• **SHORT EXERCISE**
Lines containing the string "Portugal" are to be counted. Write only how many there are.

• **EXTRACTED RECORDS**
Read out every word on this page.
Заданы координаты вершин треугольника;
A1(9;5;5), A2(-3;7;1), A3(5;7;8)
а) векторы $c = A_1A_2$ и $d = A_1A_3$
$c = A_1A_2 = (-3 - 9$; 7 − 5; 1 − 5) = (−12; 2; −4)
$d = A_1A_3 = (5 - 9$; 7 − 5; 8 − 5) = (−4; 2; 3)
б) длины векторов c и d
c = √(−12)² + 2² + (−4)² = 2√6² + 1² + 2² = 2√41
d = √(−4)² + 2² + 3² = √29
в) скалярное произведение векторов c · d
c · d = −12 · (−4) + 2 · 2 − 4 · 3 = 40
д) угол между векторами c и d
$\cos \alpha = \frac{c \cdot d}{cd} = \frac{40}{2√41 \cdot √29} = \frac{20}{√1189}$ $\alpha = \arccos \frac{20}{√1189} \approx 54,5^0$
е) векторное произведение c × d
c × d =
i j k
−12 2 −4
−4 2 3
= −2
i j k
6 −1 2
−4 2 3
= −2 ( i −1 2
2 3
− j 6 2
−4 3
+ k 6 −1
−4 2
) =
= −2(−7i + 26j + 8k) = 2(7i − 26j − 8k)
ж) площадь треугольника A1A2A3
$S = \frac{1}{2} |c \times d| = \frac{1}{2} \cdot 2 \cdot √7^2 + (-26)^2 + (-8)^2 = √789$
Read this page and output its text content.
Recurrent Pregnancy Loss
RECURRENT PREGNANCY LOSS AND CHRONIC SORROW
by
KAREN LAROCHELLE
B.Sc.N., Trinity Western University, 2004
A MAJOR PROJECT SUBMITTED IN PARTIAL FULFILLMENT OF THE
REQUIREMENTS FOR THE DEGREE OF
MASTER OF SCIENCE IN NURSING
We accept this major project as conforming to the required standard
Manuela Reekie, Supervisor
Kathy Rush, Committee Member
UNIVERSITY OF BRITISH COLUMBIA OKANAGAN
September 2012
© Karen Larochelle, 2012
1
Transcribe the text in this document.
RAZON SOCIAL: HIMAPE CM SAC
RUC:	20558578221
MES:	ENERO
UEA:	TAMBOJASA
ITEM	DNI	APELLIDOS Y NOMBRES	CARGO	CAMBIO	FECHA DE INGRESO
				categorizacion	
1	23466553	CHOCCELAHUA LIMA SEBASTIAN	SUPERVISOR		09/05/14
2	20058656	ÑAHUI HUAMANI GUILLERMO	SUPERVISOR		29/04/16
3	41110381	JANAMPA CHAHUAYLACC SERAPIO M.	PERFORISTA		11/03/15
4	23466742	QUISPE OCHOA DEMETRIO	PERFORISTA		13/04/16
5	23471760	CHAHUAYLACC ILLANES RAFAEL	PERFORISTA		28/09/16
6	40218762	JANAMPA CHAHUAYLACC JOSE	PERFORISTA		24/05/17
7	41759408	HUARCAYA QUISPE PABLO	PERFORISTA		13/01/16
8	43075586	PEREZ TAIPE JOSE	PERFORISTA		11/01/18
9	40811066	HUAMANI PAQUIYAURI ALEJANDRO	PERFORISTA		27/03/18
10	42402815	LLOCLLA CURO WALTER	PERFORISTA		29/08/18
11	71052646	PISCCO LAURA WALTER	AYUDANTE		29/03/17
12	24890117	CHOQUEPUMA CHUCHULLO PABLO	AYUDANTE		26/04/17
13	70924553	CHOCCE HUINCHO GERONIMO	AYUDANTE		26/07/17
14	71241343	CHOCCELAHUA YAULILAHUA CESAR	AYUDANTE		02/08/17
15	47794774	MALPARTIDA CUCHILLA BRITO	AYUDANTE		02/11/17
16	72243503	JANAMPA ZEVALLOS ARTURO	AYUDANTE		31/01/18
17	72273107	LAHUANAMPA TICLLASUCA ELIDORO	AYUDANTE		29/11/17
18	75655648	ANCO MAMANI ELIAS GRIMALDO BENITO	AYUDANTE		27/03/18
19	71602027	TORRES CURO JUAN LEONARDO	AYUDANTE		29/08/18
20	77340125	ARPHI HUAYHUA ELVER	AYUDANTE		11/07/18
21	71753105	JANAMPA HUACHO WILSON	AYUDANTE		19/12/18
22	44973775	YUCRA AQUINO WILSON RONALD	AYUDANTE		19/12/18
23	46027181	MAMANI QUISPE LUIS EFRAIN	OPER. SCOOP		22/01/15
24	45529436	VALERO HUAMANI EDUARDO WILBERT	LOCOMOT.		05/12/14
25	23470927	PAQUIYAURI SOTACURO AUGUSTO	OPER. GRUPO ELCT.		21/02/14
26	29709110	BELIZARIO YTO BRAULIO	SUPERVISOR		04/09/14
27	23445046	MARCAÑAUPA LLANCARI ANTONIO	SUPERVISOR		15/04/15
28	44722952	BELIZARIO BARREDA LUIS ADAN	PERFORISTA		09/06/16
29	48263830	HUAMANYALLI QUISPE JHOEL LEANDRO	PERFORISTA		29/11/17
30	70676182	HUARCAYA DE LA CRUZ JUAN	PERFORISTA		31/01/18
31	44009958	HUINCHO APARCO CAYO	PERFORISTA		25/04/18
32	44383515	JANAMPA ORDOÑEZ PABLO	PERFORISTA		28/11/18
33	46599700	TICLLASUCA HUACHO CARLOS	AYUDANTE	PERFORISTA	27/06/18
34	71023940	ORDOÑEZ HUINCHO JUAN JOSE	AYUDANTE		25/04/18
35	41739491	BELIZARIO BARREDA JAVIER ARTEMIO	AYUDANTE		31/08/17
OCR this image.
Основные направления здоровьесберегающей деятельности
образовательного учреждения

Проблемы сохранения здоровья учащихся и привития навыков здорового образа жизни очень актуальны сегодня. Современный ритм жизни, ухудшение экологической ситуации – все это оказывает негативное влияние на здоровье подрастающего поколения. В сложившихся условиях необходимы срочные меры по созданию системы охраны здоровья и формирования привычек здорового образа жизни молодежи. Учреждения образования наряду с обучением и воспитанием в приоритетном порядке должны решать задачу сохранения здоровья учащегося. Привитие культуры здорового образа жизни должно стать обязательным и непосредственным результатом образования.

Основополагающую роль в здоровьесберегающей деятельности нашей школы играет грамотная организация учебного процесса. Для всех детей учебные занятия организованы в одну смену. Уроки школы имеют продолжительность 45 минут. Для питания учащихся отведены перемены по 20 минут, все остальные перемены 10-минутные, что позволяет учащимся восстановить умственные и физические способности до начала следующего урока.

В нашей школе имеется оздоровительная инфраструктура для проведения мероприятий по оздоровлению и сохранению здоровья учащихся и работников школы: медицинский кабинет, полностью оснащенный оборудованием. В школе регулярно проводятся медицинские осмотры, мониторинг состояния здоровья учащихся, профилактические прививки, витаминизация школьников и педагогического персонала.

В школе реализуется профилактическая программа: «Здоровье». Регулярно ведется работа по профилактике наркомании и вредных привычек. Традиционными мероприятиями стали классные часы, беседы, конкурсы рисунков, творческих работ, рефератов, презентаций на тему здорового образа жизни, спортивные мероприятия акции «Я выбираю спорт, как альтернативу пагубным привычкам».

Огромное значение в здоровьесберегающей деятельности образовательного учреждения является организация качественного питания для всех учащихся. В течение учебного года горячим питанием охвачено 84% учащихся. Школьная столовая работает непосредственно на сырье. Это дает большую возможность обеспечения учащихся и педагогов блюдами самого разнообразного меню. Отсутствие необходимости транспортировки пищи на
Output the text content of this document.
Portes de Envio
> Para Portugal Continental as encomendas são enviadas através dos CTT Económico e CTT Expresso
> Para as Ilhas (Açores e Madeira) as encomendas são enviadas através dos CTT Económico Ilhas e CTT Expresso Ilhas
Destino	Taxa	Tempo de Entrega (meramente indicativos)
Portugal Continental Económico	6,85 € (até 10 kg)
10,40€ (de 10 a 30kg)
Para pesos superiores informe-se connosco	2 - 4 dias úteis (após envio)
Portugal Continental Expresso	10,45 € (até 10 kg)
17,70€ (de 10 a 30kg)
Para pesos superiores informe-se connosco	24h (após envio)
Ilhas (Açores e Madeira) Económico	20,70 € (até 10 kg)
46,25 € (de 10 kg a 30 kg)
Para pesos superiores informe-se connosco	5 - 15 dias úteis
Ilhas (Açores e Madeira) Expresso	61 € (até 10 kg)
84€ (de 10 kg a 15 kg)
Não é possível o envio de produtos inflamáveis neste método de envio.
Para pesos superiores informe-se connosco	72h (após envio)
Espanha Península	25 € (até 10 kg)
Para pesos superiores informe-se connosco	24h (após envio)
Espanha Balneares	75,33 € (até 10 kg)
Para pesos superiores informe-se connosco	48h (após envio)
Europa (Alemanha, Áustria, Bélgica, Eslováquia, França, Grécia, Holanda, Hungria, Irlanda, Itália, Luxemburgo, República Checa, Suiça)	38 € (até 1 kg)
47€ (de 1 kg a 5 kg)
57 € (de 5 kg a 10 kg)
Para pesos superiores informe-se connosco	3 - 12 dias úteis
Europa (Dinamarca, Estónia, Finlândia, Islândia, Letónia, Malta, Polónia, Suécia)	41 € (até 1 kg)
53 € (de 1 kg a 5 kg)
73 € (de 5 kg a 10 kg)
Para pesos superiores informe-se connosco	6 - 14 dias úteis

• **WRITTEN RESPONSE**
3